What you have to do ->
Identify each line holding the string "nCASOS" and copy it.
☆ ☆ ☆ ☆ ☆
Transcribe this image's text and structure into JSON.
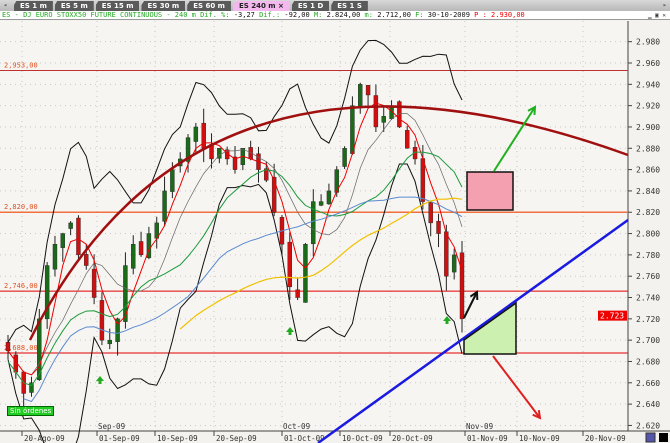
{
  "tabs": [
    "ES 1 m",
    "ES 5 m",
    "ES 15 m",
    "ES 30 m",
    "ES 60 m",
    "ES 240 m",
    "ES 1 D",
    "ES 1 S"
  ],
  "active_tab": 5,
  "info": {
    "symbol": "ES - DJ EURO STOXX50 FUTURE CONTINUOUS - ",
    "period": "240 m",
    "dif_pct_label": "Dif. %:",
    "dif_pct": "-3,27",
    "dif_label": "Dif.:",
    "dif": "-92,00",
    "max_label": "M:",
    "max": "2.824,00",
    "min_label": "m:",
    "min": "2.712,00",
    "date_label": "F:",
    "date": "30-10-2009",
    "price_label": "P :",
    "price": "2.930,00"
  },
  "orders_badge": "Sin órdenes",
  "current_price": "2.723",
  "chart_data": {
    "type": "candlestick",
    "y_ticks": [
      "2.980",
      "2.960",
      "2.940",
      "2.920",
      "2.900",
      "2.880",
      "2.860",
      "2.840",
      "2.820",
      "2.800",
      "2.780",
      "2.760",
      "2.740",
      "2.720",
      "2.700",
      "2.680",
      "2.660",
      "2.640",
      "2.620"
    ],
    "ylim": [
      2620,
      2980
    ],
    "x_ticks": [
      "20-Ago-09",
      "01-Sep-09",
      "10-Sep-09",
      "20-Sep-09",
      "01-Oct-09",
      "10-Oct-09",
      "20-Oct-09",
      "01-Nov-09",
      "10-Nov-09",
      "20-Nov-09"
    ],
    "month_labels": [
      "Sep-09",
      "Oct-09",
      "Nov-09"
    ],
    "levels": [
      {
        "value": 2953,
        "label": "2,953,00"
      },
      {
        "value": 2820,
        "label": "2,820,00"
      },
      {
        "value": 2746,
        "label": "2,746,00"
      },
      {
        "value": 2688,
        "label": "2,688,00"
      }
    ],
    "closes": [
      2690,
      2670,
      2650,
      2660,
      2720,
      2770,
      2790,
      2800,
      2810,
      2780,
      2770,
      2740,
      2700,
      2700,
      2720,
      2770,
      2790,
      2780,
      2800,
      2810,
      2840,
      2860,
      2870,
      2890,
      2900,
      2880,
      2870,
      2880,
      2870,
      2860,
      2880,
      2870,
      2860,
      2850,
      2820,
      2790,
      2750,
      2740,
      2790,
      2830,
      2830,
      2840,
      2860,
      2880,
      2920,
      2940,
      2930,
      2900,
      2910,
      2920,
      2900,
      2880,
      2870,
      2830,
      2810,
      2800,
      2760,
      2780,
      2720
    ],
    "colors": {
      "up": "#1a6a1a",
      "down": "#d01010",
      "arc": "#a01010",
      "trend": "#1a1ae0",
      "level": "#e00000",
      "level_strong": "#f07040"
    }
  }
}
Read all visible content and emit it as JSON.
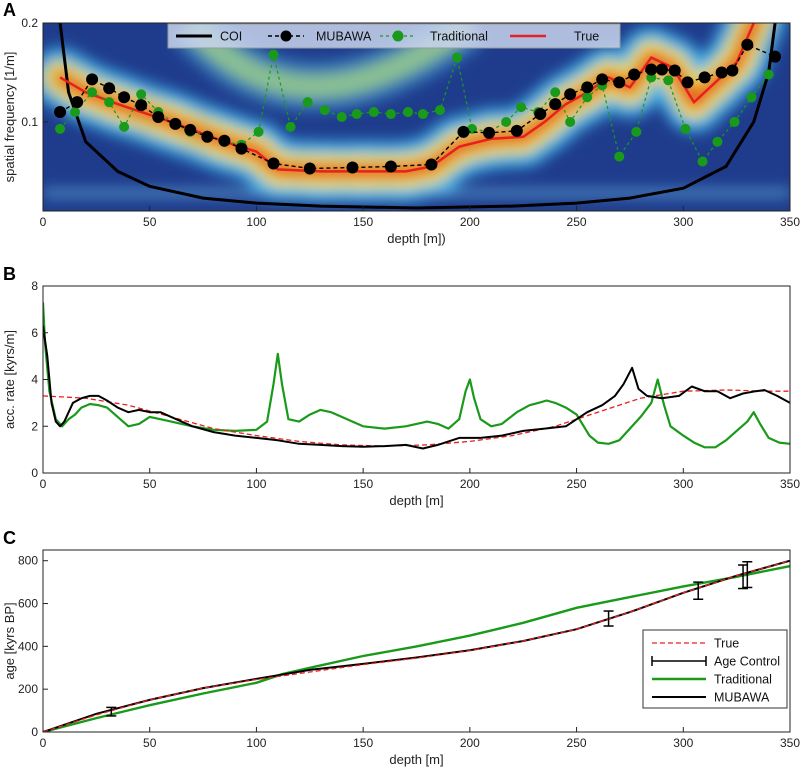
{
  "colors": {
    "mubawa": "#000000",
    "traditional": "#1a9a1a",
    "true": "#e82020",
    "coi": "#000000",
    "age_control": "#000000"
  },
  "chart_data": [
    {
      "panel": "A",
      "type": "heatmap",
      "xlabel": "depth [m])",
      "ylabel": "spatial frequency [1/m]",
      "xlim": [
        0,
        350
      ],
      "ylim": [
        0.01,
        0.2
      ],
      "xticks": [
        "0",
        "50",
        "100",
        "150",
        "200",
        "250",
        "300",
        "350"
      ],
      "yticks": [
        "0.1",
        "0.2"
      ],
      "legend": [
        "COI",
        "MUBAWA",
        "Traditional",
        "True"
      ],
      "legend_placement": "top-center",
      "series": [
        {
          "name": "COI",
          "x": [
            8,
            12,
            20,
            35,
            50,
            75,
            100,
            130,
            175,
            220,
            250,
            275,
            300,
            320,
            333,
            340,
            343
          ],
          "y": [
            0.2,
            0.13,
            0.08,
            0.05,
            0.035,
            0.023,
            0.018,
            0.015,
            0.013,
            0.015,
            0.018,
            0.023,
            0.033,
            0.055,
            0.1,
            0.15,
            0.2
          ]
        },
        {
          "name": "MUBAWA",
          "x": [
            8,
            16,
            23,
            31,
            38,
            46,
            54,
            62,
            69,
            77,
            85,
            93,
            108,
            125,
            145,
            163,
            182,
            197,
            209,
            222,
            233,
            240,
            247,
            255,
            262,
            270,
            277,
            285,
            290,
            296,
            302,
            310,
            318,
            323,
            330,
            343
          ],
          "y": [
            0.11,
            0.12,
            0.143,
            0.134,
            0.125,
            0.117,
            0.105,
            0.098,
            0.092,
            0.085,
            0.081,
            0.073,
            0.058,
            0.053,
            0.054,
            0.055,
            0.057,
            0.09,
            0.089,
            0.091,
            0.108,
            0.118,
            0.128,
            0.135,
            0.143,
            0.14,
            0.148,
            0.153,
            0.153,
            0.152,
            0.14,
            0.145,
            0.15,
            0.152,
            0.178,
            0.166
          ]
        },
        {
          "name": "Traditional",
          "x": [
            8,
            15,
            23,
            31,
            38,
            46,
            54,
            62,
            69,
            77,
            85,
            93,
            101,
            108,
            116,
            124,
            132,
            140,
            147,
            155,
            163,
            171,
            178,
            186,
            194,
            201,
            209,
            217,
            224,
            232,
            240,
            247,
            255,
            262,
            270,
            278,
            285,
            293,
            301,
            309,
            316,
            324,
            332,
            340
          ],
          "y": [
            0.093,
            0.11,
            0.13,
            0.12,
            0.095,
            0.128,
            0.11,
            0.098,
            0.09,
            0.086,
            0.08,
            0.077,
            0.09,
            0.168,
            0.095,
            0.12,
            0.112,
            0.105,
            0.108,
            0.11,
            0.108,
            0.11,
            0.108,
            0.112,
            0.165,
            0.093,
            0.09,
            0.1,
            0.115,
            0.11,
            0.13,
            0.1,
            0.125,
            0.137,
            0.065,
            0.09,
            0.145,
            0.142,
            0.093,
            0.06,
            0.08,
            0.1,
            0.125,
            0.148
          ]
        },
        {
          "name": "True",
          "x": [
            8,
            20,
            35,
            60,
            85,
            100,
            110,
            130,
            150,
            170,
            182,
            195,
            210,
            225,
            235,
            245,
            255,
            265,
            275,
            285,
            295,
            305,
            315,
            325,
            334
          ],
          "y": [
            0.145,
            0.13,
            0.118,
            0.1,
            0.08,
            0.07,
            0.052,
            0.05,
            0.05,
            0.05,
            0.055,
            0.075,
            0.083,
            0.085,
            0.1,
            0.118,
            0.13,
            0.145,
            0.135,
            0.165,
            0.155,
            0.12,
            0.14,
            0.16,
            0.205
          ]
        }
      ]
    },
    {
      "panel": "B",
      "type": "line",
      "xlabel": "depth [m]",
      "ylabel": "acc. rate [kyrs/m]",
      "xlim": [
        0,
        350
      ],
      "ylim": [
        0,
        8
      ],
      "xticks": [
        "0",
        "50",
        "100",
        "150",
        "200",
        "250",
        "300",
        "350"
      ],
      "yticks": [
        "0",
        "2",
        "4",
        "6",
        "8"
      ],
      "series": [
        {
          "name": "True",
          "x": [
            0,
            20,
            40,
            60,
            80,
            100,
            120,
            140,
            160,
            180,
            200,
            220,
            240,
            260,
            280,
            300,
            320,
            340,
            350
          ],
          "y": [
            3.3,
            3.2,
            2.9,
            2.4,
            1.9,
            1.6,
            1.35,
            1.2,
            1.15,
            1.2,
            1.35,
            1.6,
            2.0,
            2.6,
            3.2,
            3.5,
            3.55,
            3.5,
            3.5
          ]
        },
        {
          "name": "MUBAWA",
          "x": [
            0,
            2,
            4,
            6,
            8,
            10,
            14,
            18,
            22,
            26,
            30,
            35,
            40,
            45,
            50,
            55,
            60,
            70,
            80,
            90,
            100,
            110,
            120,
            130,
            140,
            150,
            160,
            170,
            178,
            185,
            195,
            205,
            215,
            225,
            235,
            245,
            255,
            262,
            268,
            272,
            276,
            279,
            283,
            290,
            298,
            304,
            310,
            316,
            322,
            328,
            334,
            338,
            344,
            350
          ],
          "y": [
            6.3,
            5.0,
            3.0,
            2.2,
            2.0,
            2.2,
            3.0,
            3.2,
            3.3,
            3.3,
            3.1,
            2.8,
            2.6,
            2.7,
            2.6,
            2.6,
            2.4,
            2.0,
            1.75,
            1.6,
            1.5,
            1.4,
            1.25,
            1.2,
            1.15,
            1.12,
            1.15,
            1.2,
            1.05,
            1.2,
            1.5,
            1.5,
            1.6,
            1.8,
            1.9,
            2.0,
            2.6,
            2.9,
            3.3,
            3.8,
            4.5,
            3.6,
            3.3,
            3.2,
            3.3,
            3.7,
            3.5,
            3.5,
            3.2,
            3.4,
            3.5,
            3.55,
            3.3,
            3.0
          ]
        },
        {
          "name": "Traditional",
          "x": [
            0,
            1,
            3,
            6,
            9,
            12,
            15,
            18,
            22,
            26,
            30,
            35,
            40,
            45,
            50,
            55,
            60,
            70,
            80,
            90,
            100,
            105,
            108,
            110,
            112,
            115,
            120,
            125,
            130,
            135,
            140,
            145,
            150,
            160,
            170,
            180,
            185,
            190,
            195,
            198,
            200,
            202,
            205,
            210,
            215,
            222,
            228,
            232,
            236,
            240,
            245,
            250,
            256,
            260,
            265,
            270,
            275,
            280,
            285,
            288,
            291,
            294,
            300,
            305,
            310,
            315,
            320,
            325,
            330,
            333,
            336,
            340,
            345,
            350
          ],
          "y": [
            7.3,
            5.5,
            3.5,
            2.3,
            2.0,
            2.3,
            2.5,
            2.8,
            2.95,
            2.9,
            2.8,
            2.4,
            2.0,
            2.1,
            2.4,
            2.3,
            2.2,
            2.0,
            1.85,
            1.8,
            1.85,
            2.2,
            3.8,
            5.1,
            3.8,
            2.3,
            2.2,
            2.5,
            2.7,
            2.6,
            2.4,
            2.2,
            2.0,
            1.9,
            2.0,
            2.2,
            2.1,
            1.9,
            2.3,
            3.5,
            4.0,
            3.2,
            2.3,
            2.0,
            2.1,
            2.6,
            2.9,
            3.0,
            3.1,
            3.0,
            2.8,
            2.5,
            1.6,
            1.3,
            1.25,
            1.4,
            1.9,
            2.4,
            3.0,
            4.0,
            2.9,
            2.0,
            1.6,
            1.3,
            1.1,
            1.1,
            1.4,
            1.8,
            2.2,
            2.6,
            2.1,
            1.5,
            1.3,
            1.25
          ]
        }
      ]
    },
    {
      "panel": "C",
      "type": "line",
      "xlabel": "depth [m]",
      "ylabel": "age [kyrs BP]",
      "xlim": [
        0,
        350
      ],
      "ylim": [
        0,
        850
      ],
      "xticks": [
        "0",
        "50",
        "100",
        "150",
        "200",
        "250",
        "300",
        "350"
      ],
      "yticks": [
        "0",
        "200",
        "400",
        "600",
        "800"
      ],
      "legend": [
        "True",
        "Age Control",
        "Traditional",
        "MUBAWA"
      ],
      "legend_placement": "bottom-right",
      "series": [
        {
          "name": "True",
          "x": [
            0,
            25,
            50,
            75,
            100,
            125,
            150,
            175,
            200,
            225,
            250,
            275,
            300,
            325,
            350
          ],
          "y": [
            0,
            80,
            150,
            205,
            245,
            280,
            315,
            345,
            380,
            425,
            480,
            560,
            650,
            730,
            800
          ]
        },
        {
          "name": "Traditional",
          "x": [
            0,
            25,
            50,
            75,
            100,
            112,
            125,
            150,
            175,
            200,
            225,
            250,
            275,
            300,
            325,
            350
          ],
          "y": [
            0,
            65,
            125,
            180,
            230,
            270,
            300,
            355,
            400,
            450,
            510,
            580,
            630,
            680,
            725,
            775
          ]
        },
        {
          "name": "MUBAWA",
          "x": [
            0,
            25,
            50,
            75,
            100,
            112,
            125,
            150,
            175,
            200,
            225,
            250,
            275,
            300,
            325,
            350
          ],
          "y": [
            0,
            85,
            150,
            205,
            248,
            268,
            290,
            318,
            348,
            382,
            425,
            480,
            560,
            650,
            730,
            800
          ]
        },
        {
          "name": "Age Control",
          "points": [
            {
              "x": 32,
              "y": 95,
              "err": 20
            },
            {
              "x": 265,
              "y": 530,
              "err": 35
            },
            {
              "x": 307,
              "y": 660,
              "err": 40
            },
            {
              "x": 328,
              "y": 725,
              "err": 55
            },
            {
              "x": 330,
              "y": 735,
              "err": 60
            }
          ]
        }
      ]
    }
  ]
}
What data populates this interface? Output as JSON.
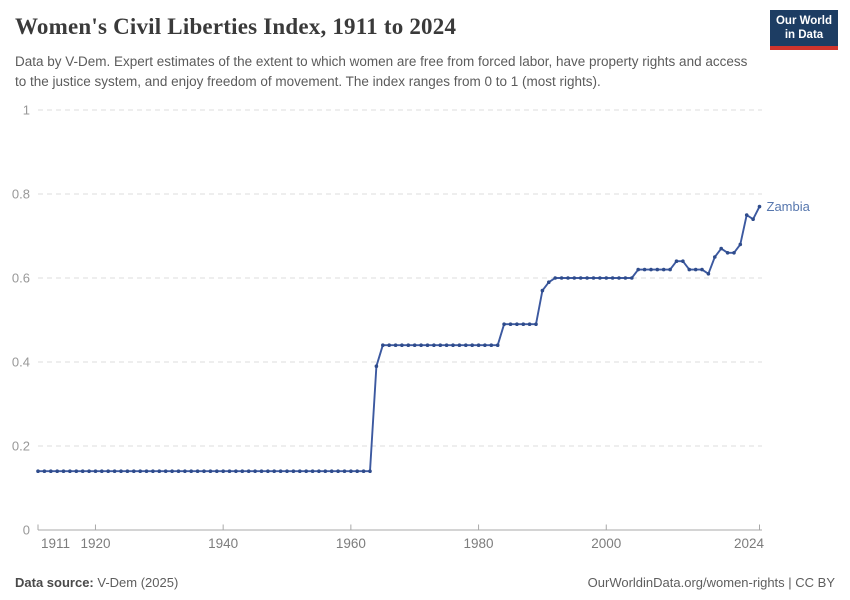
{
  "header": {
    "title": "Women's Civil Liberties Index, 1911 to 2024",
    "subtitle": "Data by V-Dem. Expert estimates of the extent to which women are free from forced labor, have property rights and access to the justice system, and enjoy freedom of movement. The index ranges from 0 to 1 (most rights).",
    "logo": {
      "line1": "Our World",
      "line2": "in Data"
    }
  },
  "colors": {
    "line": "#3c59a0",
    "marker": "#2f4c8c",
    "entity_label": "#5777ae",
    "gridline": "#dcdcdc",
    "axis": "#a8a8a8",
    "y_tick_label": "#989898",
    "x_tick_label": "#7d7d7d",
    "logo_bg": "#1d3d63",
    "logo_stripe": "#d0342c"
  },
  "chart_data": {
    "type": "line",
    "title": "Women's Civil Liberties Index, 1911 to 2024",
    "xlabel": "",
    "ylabel": "",
    "xlim": [
      1911,
      2024
    ],
    "ylim": [
      0,
      1
    ],
    "x_ticks": [
      1911,
      1920,
      1940,
      1960,
      1980,
      2000,
      2024
    ],
    "y_ticks": [
      0,
      0.2,
      0.4,
      0.6,
      0.8,
      1
    ],
    "grid": "horizontal-dashed",
    "legend_position": "end-of-line-label",
    "series": [
      {
        "name": "Zambia",
        "x": [
          1911,
          1912,
          1913,
          1914,
          1915,
          1916,
          1917,
          1918,
          1919,
          1920,
          1921,
          1922,
          1923,
          1924,
          1925,
          1926,
          1927,
          1928,
          1929,
          1930,
          1931,
          1932,
          1933,
          1934,
          1935,
          1936,
          1937,
          1938,
          1939,
          1940,
          1941,
          1942,
          1943,
          1944,
          1945,
          1946,
          1947,
          1948,
          1949,
          1950,
          1951,
          1952,
          1953,
          1954,
          1955,
          1956,
          1957,
          1958,
          1959,
          1960,
          1961,
          1962,
          1963,
          1964,
          1965,
          1966,
          1967,
          1968,
          1969,
          1970,
          1971,
          1972,
          1973,
          1974,
          1975,
          1976,
          1977,
          1978,
          1979,
          1980,
          1981,
          1982,
          1983,
          1984,
          1985,
          1986,
          1987,
          1988,
          1989,
          1990,
          1991,
          1992,
          1993,
          1994,
          1995,
          1996,
          1997,
          1998,
          1999,
          2000,
          2001,
          2002,
          2003,
          2004,
          2005,
          2006,
          2007,
          2008,
          2009,
          2010,
          2011,
          2012,
          2013,
          2014,
          2015,
          2016,
          2017,
          2018,
          2019,
          2020,
          2021,
          2022,
          2023,
          2024
        ],
        "values": [
          0.14,
          0.14,
          0.14,
          0.14,
          0.14,
          0.14,
          0.14,
          0.14,
          0.14,
          0.14,
          0.14,
          0.14,
          0.14,
          0.14,
          0.14,
          0.14,
          0.14,
          0.14,
          0.14,
          0.14,
          0.14,
          0.14,
          0.14,
          0.14,
          0.14,
          0.14,
          0.14,
          0.14,
          0.14,
          0.14,
          0.14,
          0.14,
          0.14,
          0.14,
          0.14,
          0.14,
          0.14,
          0.14,
          0.14,
          0.14,
          0.14,
          0.14,
          0.14,
          0.14,
          0.14,
          0.14,
          0.14,
          0.14,
          0.14,
          0.14,
          0.14,
          0.14,
          0.14,
          0.39,
          0.44,
          0.44,
          0.44,
          0.44,
          0.44,
          0.44,
          0.44,
          0.44,
          0.44,
          0.44,
          0.44,
          0.44,
          0.44,
          0.44,
          0.44,
          0.44,
          0.44,
          0.44,
          0.44,
          0.49,
          0.49,
          0.49,
          0.49,
          0.49,
          0.49,
          0.57,
          0.59,
          0.6,
          0.6,
          0.6,
          0.6,
          0.6,
          0.6,
          0.6,
          0.6,
          0.6,
          0.6,
          0.6,
          0.6,
          0.6,
          0.62,
          0.62,
          0.62,
          0.62,
          0.62,
          0.62,
          0.64,
          0.64,
          0.62,
          0.62,
          0.62,
          0.61,
          0.65,
          0.67,
          0.66,
          0.66,
          0.68,
          0.75,
          0.74,
          0.77
        ]
      }
    ]
  },
  "footer": {
    "source_label": "Data source:",
    "source_value": " V-Dem (2025)",
    "credit": "OurWorldinData.org/women-rights | CC BY"
  }
}
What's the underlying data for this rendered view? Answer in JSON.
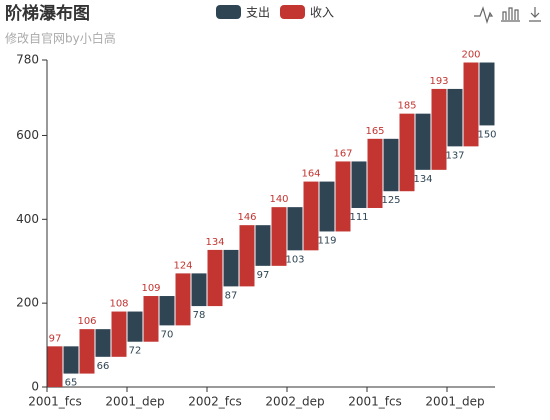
{
  "chart_data": {
    "type": "waterfall",
    "title": "阶梯瀑布图",
    "subtitle": "修改自官网by小白高",
    "categories": [
      "2001_fcs",
      null,
      null,
      null,
      null,
      "2001_dep",
      null,
      null,
      null,
      null,
      "2002_fcs",
      null,
      null,
      null,
      null,
      "2002_dep",
      null,
      null,
      null,
      null,
      "2001_fcs",
      null,
      null,
      null,
      null,
      "2001_dep",
      null,
      null
    ],
    "series": [
      {
        "name": "支出",
        "color": "#2f4554",
        "values": [
          null,
          65,
          null,
          66,
          null,
          72,
          null,
          70,
          null,
          78,
          null,
          87,
          null,
          97,
          null,
          103,
          null,
          119,
          null,
          111,
          null,
          125,
          null,
          134,
          null,
          137,
          null,
          150
        ]
      },
      {
        "name": "收入",
        "color": "#c23531",
        "values": [
          97,
          null,
          106,
          null,
          108,
          null,
          109,
          null,
          124,
          null,
          134,
          null,
          146,
          null,
          140,
          null,
          164,
          null,
          167,
          null,
          165,
          null,
          185,
          null,
          193,
          null,
          200,
          null
        ]
      }
    ],
    "ylim": [
      0,
      780
    ],
    "yticks": [
      0,
      200,
      400,
      600,
      780
    ]
  }
}
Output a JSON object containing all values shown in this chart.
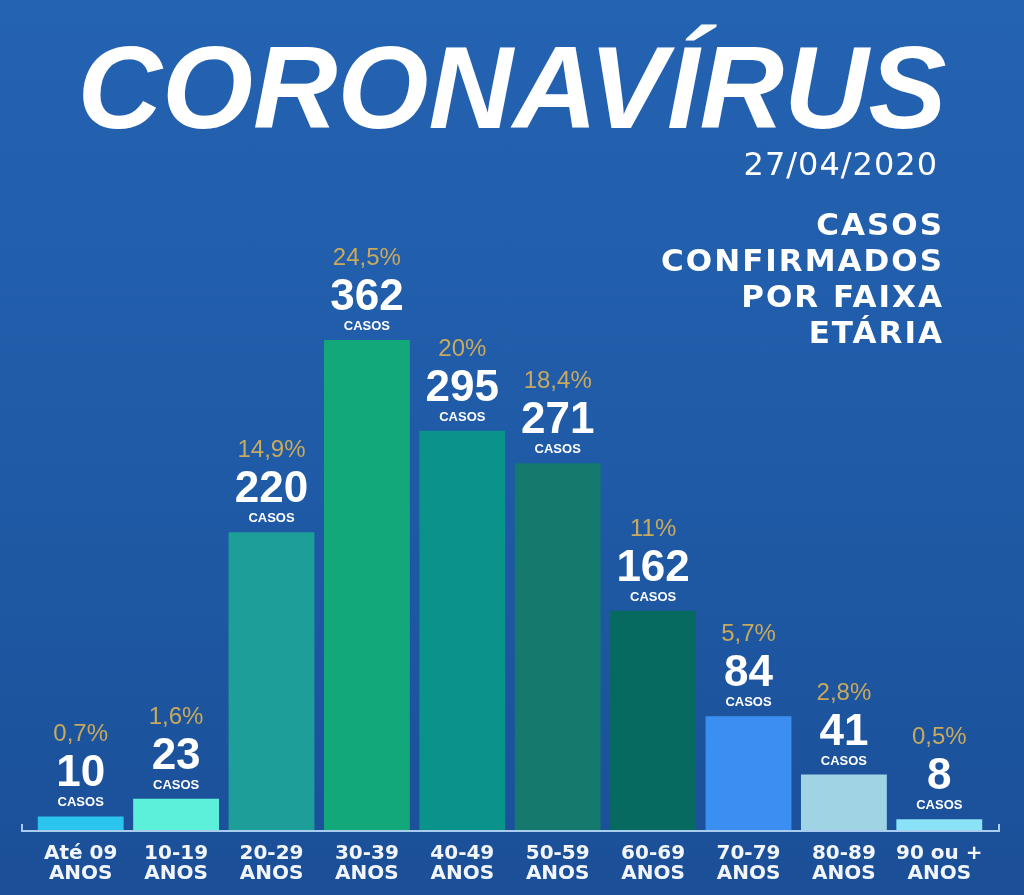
{
  "chart_data": {
    "type": "bar",
    "title": "CORONAVÍRUS",
    "subtitle": "CASOS\nCONFIRMADOS\nPOR FAIXA\nETÁRIA",
    "annotations": [
      "27/04/2020"
    ],
    "categories": [
      "Até 09\nANOS",
      "10-19\nANOS",
      "20-29\nANOS",
      "30-39\nANOS",
      "40-49\nANOS",
      "50-59\nANOS",
      "60-69\nANOS",
      "70-79\nANOS",
      "80-89\nANOS",
      "90 ou +\nANOS"
    ],
    "values": [
      10,
      23,
      220,
      362,
      295,
      271,
      162,
      84,
      41,
      8
    ],
    "colors": [
      "#2bc4ef",
      "#5cefd9",
      "#1d9e98",
      "#13a87a",
      "#0a938a",
      "#137a6d",
      "#076a60",
      "#3b8ff2",
      "#a0d4e4",
      "#8ae2f8"
    ],
    "value_labels": [
      "0,7%\n10\nCASOS",
      "1,6%\n23\nCASOS",
      "14,9%\n220\nCASOS",
      "24,5%\n362\nCASOS",
      "20%\n295\nCASOS",
      "18,4%\n271\nCASOS",
      "11%\n162\nCASOS",
      "5,7%\n84\nCASOS",
      "2,8%\n41\nCASOS",
      "0,5%\n8\nCASOS"
    ]
  }
}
☆ ☆ ☆ ☆ ☆
Task response ->
      "0,7%\n10\nCASOS",
      "1,6%\n23\nCASOS",
      "14,9%\n220\nCASOS",
      "24,5%\n362\nCASOS",
      "20%\n295\nCASOS",
      "18,4%\n271\nCASOS",
      "11%\n162\nCASOS",
      "5,7%\n84\nCASOS",
      "2,8%\n41\nCASOS",
      "0,5%\n8\nCASOS"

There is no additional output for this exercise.